» **GIVEN EXERCISE**:
Report only the number of lines that hold the word "Relationship".

» **PROVIDED RECORDS**:
----

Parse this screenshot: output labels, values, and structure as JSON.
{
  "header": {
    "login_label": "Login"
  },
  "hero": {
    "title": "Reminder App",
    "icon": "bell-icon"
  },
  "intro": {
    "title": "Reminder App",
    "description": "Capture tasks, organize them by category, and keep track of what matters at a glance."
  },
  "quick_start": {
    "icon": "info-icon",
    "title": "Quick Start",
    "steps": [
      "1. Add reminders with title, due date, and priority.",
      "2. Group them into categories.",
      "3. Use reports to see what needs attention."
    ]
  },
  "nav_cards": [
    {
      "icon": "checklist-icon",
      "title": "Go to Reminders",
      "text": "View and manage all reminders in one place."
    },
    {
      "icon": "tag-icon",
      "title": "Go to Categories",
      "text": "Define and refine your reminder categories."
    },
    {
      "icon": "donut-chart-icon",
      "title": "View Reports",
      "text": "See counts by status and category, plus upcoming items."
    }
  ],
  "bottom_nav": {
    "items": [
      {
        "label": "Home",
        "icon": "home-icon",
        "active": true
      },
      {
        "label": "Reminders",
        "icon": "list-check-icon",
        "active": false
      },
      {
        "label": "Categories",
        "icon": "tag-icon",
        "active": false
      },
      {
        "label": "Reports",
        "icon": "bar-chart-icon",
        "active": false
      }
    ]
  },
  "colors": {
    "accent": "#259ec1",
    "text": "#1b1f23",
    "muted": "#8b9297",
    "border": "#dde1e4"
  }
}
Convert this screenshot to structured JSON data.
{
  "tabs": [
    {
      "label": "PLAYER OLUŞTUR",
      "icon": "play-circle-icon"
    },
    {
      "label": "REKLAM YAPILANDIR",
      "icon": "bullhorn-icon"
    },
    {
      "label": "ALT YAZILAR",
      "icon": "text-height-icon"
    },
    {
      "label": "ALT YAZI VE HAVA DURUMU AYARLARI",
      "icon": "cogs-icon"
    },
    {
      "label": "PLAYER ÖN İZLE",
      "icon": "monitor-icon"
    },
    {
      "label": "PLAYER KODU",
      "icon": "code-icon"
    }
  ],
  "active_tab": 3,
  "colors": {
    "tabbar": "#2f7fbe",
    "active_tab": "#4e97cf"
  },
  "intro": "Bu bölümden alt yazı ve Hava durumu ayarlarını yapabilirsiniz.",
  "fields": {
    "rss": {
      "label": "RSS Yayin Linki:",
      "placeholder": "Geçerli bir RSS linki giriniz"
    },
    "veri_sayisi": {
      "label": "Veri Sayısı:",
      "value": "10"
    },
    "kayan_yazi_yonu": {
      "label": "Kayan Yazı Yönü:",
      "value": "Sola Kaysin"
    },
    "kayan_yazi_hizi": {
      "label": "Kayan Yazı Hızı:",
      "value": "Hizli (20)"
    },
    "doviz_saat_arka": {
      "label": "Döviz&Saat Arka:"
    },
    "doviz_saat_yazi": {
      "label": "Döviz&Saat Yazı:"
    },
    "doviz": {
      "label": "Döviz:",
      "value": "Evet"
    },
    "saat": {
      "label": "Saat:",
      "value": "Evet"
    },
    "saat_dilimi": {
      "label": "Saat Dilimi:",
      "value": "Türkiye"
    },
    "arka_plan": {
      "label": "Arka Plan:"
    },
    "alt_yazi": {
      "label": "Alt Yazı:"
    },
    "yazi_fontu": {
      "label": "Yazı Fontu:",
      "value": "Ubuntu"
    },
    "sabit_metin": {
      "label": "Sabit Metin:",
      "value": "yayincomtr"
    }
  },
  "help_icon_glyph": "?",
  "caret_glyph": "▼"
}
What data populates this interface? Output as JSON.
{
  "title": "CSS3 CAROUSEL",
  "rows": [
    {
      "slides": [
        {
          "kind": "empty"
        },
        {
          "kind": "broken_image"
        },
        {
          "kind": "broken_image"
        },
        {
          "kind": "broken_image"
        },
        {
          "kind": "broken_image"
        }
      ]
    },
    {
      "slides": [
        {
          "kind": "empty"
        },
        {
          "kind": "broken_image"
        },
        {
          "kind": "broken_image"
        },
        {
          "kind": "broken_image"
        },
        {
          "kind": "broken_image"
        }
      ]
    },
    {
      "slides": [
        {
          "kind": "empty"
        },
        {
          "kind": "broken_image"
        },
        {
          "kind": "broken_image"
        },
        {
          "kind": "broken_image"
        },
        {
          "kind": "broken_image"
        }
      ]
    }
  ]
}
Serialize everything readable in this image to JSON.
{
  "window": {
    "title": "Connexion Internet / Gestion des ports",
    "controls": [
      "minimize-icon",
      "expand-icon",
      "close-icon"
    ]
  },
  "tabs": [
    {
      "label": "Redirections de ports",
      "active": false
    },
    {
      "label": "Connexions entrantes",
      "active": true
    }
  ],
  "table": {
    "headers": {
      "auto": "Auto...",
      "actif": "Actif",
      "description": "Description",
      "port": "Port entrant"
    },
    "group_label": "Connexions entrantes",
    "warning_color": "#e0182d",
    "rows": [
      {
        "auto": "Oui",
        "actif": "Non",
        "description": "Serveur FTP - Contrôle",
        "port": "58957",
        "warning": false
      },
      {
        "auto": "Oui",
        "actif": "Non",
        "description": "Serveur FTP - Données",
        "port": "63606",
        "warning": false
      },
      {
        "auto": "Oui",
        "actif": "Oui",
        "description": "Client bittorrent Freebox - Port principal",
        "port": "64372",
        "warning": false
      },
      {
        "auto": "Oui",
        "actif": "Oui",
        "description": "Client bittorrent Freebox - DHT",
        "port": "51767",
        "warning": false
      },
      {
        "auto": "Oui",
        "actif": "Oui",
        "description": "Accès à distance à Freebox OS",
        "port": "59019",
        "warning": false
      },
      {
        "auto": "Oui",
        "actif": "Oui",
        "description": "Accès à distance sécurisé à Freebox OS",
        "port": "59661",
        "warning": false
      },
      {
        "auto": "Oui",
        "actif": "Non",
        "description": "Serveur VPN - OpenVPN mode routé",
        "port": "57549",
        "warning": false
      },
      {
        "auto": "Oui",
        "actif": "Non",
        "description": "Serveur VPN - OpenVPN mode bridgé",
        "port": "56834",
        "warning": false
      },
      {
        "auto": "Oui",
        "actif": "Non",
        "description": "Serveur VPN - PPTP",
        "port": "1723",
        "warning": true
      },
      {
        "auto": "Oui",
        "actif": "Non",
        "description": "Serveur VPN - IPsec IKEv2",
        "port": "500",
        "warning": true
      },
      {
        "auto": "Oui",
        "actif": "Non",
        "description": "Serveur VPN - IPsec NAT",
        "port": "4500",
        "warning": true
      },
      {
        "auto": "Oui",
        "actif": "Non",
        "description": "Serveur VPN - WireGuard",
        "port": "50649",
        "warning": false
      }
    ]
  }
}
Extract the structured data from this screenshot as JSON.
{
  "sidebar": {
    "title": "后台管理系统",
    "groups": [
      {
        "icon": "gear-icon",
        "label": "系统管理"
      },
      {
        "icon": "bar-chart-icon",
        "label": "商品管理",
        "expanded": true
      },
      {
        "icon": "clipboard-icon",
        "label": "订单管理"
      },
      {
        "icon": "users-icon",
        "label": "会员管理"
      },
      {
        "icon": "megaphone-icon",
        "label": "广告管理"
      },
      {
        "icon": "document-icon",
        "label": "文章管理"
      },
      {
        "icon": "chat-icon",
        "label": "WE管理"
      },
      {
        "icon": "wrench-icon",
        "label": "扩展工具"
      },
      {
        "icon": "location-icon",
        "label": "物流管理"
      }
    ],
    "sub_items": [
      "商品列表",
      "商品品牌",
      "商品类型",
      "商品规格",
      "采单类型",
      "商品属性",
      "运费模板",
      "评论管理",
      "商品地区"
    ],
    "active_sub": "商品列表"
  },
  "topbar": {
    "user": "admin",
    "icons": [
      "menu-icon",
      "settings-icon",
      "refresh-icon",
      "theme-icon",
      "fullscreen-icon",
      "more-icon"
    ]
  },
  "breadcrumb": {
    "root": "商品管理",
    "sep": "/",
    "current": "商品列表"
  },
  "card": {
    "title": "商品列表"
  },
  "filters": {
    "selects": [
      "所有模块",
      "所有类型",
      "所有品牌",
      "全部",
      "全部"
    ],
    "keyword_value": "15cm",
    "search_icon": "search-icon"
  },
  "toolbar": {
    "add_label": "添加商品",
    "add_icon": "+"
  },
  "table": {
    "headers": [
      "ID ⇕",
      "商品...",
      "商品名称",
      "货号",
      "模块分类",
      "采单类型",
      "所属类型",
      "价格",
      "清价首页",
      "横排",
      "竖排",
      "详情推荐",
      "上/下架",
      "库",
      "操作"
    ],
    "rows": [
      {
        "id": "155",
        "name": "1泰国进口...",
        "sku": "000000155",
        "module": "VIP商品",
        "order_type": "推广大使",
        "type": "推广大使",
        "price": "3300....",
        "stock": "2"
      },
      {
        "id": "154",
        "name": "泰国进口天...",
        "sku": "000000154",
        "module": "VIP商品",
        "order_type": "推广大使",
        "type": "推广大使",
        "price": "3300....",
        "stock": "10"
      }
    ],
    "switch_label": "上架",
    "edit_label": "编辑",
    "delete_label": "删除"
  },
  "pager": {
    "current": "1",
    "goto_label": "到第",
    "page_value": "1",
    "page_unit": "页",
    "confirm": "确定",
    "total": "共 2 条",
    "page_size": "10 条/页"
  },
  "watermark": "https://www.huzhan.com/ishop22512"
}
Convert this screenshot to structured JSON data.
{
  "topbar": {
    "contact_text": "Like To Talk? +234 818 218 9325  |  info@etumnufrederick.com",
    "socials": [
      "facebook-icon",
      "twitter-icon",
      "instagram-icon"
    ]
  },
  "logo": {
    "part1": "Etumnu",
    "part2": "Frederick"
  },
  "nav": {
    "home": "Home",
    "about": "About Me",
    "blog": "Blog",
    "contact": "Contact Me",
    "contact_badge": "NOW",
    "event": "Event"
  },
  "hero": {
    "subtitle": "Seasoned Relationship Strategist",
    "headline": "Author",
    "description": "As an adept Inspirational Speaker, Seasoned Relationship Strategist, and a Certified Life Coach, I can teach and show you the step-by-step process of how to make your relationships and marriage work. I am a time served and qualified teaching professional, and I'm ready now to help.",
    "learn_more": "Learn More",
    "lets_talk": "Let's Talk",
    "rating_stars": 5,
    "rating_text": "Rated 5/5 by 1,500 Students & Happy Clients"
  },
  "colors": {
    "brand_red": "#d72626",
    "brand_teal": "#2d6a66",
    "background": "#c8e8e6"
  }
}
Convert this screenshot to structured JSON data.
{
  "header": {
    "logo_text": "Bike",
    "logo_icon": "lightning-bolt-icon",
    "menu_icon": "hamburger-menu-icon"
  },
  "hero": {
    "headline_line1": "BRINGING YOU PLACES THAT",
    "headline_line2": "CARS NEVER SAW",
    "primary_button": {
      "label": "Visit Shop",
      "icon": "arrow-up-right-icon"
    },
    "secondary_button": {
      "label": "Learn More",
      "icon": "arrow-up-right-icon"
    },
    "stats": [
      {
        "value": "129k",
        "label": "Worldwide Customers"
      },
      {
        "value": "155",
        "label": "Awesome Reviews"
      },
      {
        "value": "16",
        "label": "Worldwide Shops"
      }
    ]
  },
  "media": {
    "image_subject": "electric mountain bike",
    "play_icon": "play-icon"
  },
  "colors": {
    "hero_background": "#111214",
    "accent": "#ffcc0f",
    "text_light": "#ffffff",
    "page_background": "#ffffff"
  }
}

----

» **EXERCISE SOLUTION**:
2